» Aim
Repeat the records word for word, excluding any picture.

══ Task inputs ══

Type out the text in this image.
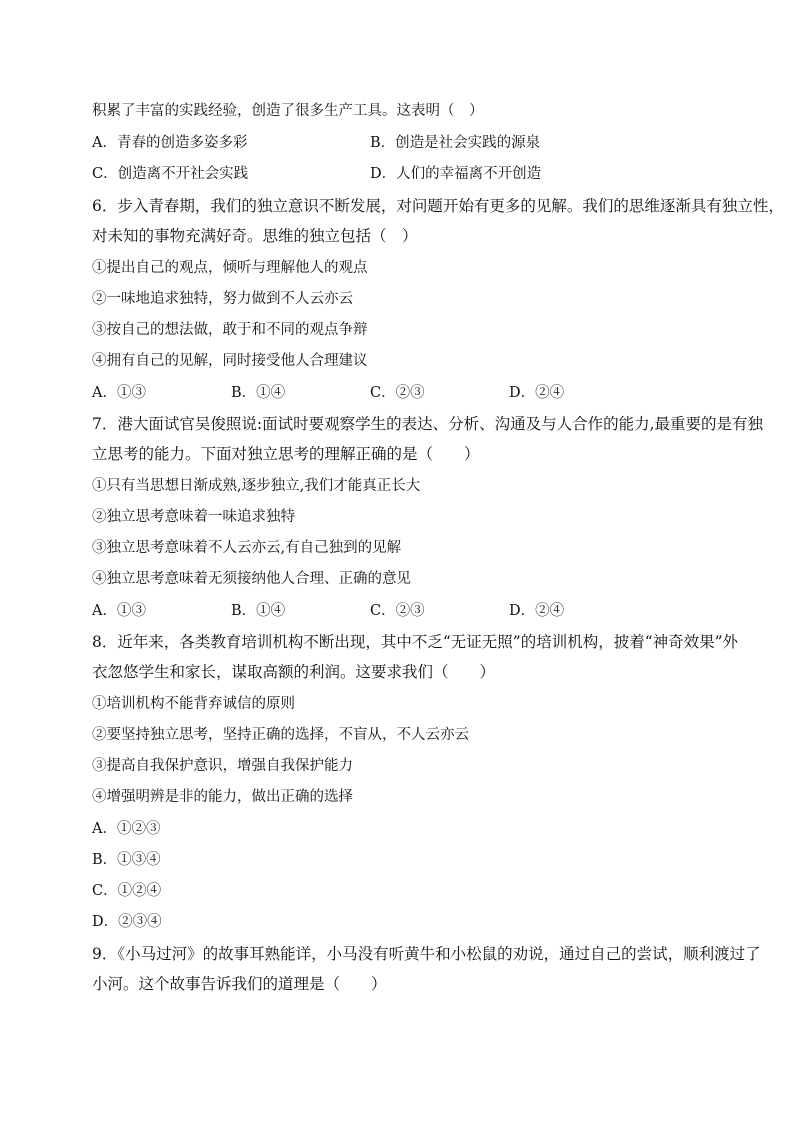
积累了丰富的实践经验，创造了很多生产工具。这表明（　）
A．青春的创造多姿多彩	B．创造是社会实践的源泉
C．创造离不开社会实践	D．人们的幸福离不开创造
6．步入青春期，我们的独立意识不断发展，对问题开始有更多的见解。我们的思维逐渐具有独立性，
对未知的事物充满好奇。思维的独立包括（　）
①提出自己的观点，倾听与理解他人的观点
②一味地追求独特，努力做到不人云亦云
③按自己的想法做，敢于和不同的观点争辩
④拥有自己的见解，同时接受他人合理建议
A．①③	B．①④	C．②③	D．②④
7．港大面试官吴俊照说:面试时要观察学生的表达、分析、沟通及与人合作的能力,最重要的是有独
立思考的能力。下面对独立思考的理解正确的是（　　）
①只有当思想日渐成熟,逐步独立,我们才能真正长大
②独立思考意味着一味追求独特
③独立思考意味着不人云亦云,有自己独到的见解
④独立思考意味着无须接纳他人合理、正确的意见
A．①③	B．①④	C．②③	D．②④
8．近年来，各类教育培训机构不断出现，其中不乏“无证无照”的培训机构，披着“神奇效果”外
衣忽悠学生和家长，谋取高额的利润。这要求我们（　　）
①培训机构不能背弃诚信的原则
②要坚持独立思考，坚持正确的选择，不盲从，不人云亦云
③提高自我保护意识，增强自我保护能力
④增强明辨是非的能力，做出正确的选择
A．①②③
B．①③④
C．①②④
D．②③④
9．《小马过河》的故事耳熟能详，小马没有听黄牛和小松鼠的劝说，通过自己的尝试，顺利渡过了
小河。这个故事告诉我们的道理是（　　）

═══

» Exercise solution
Type out the text in this image.
积累了丰富的实践经验，创造了很多生产工具。这表明（　）
A．青春的创造多姿多彩	B．创造是社会实践的源泉
C．创造离不开社会实践	D．人们的幸福离不开创造
6．步入青春期，我们的独立意识不断发展，对问题开始有更多的见解。我们的思维逐渐具有独立性，
对未知的事物充满好奇。思维的独立包括（　）
①提出自己的观点，倾听与理解他人的观点
②一味地追求独特，努力做到不人云亦云
③按自己的想法做，敢于和不同的观点争辩
④拥有自己的见解，同时接受他人合理建议
A．①③	B．①④	C．②③	D．②④
7．港大面试官吴俊照说:面试时要观察学生的表达、分析、沟通及与人合作的能力,最重要的是有独
立思考的能力。下面对独立思考的理解正确的是（　　）
①只有当思想日渐成熟,逐步独立,我们才能真正长大
②独立思考意味着一味追求独特
③独立思考意味着不人云亦云,有自己独到的见解
④独立思考意味着无须接纳他人合理、正确的意见
A．①③	B．①④	C．②③	D．②④
8．近年来，各类教育培训机构不断出现，其中不乏“无证无照”的培训机构，披着“神奇效果”外
衣忽悠学生和家长，谋取高额的利润。这要求我们（　　）
①培训机构不能背弃诚信的原则
②要坚持独立思考，坚持正确的选择，不盲从，不人云亦云
③提高自我保护意识，增强自我保护能力
④增强明辨是非的能力，做出正确的选择
A．①②③
B．①③④
C．①②④
D．②③④
9．《小马过河》的故事耳熟能详，小马没有听黄牛和小松鼠的劝说，通过自己的尝试，顺利渡过了
小河。这个故事告诉我们的道理是（　　）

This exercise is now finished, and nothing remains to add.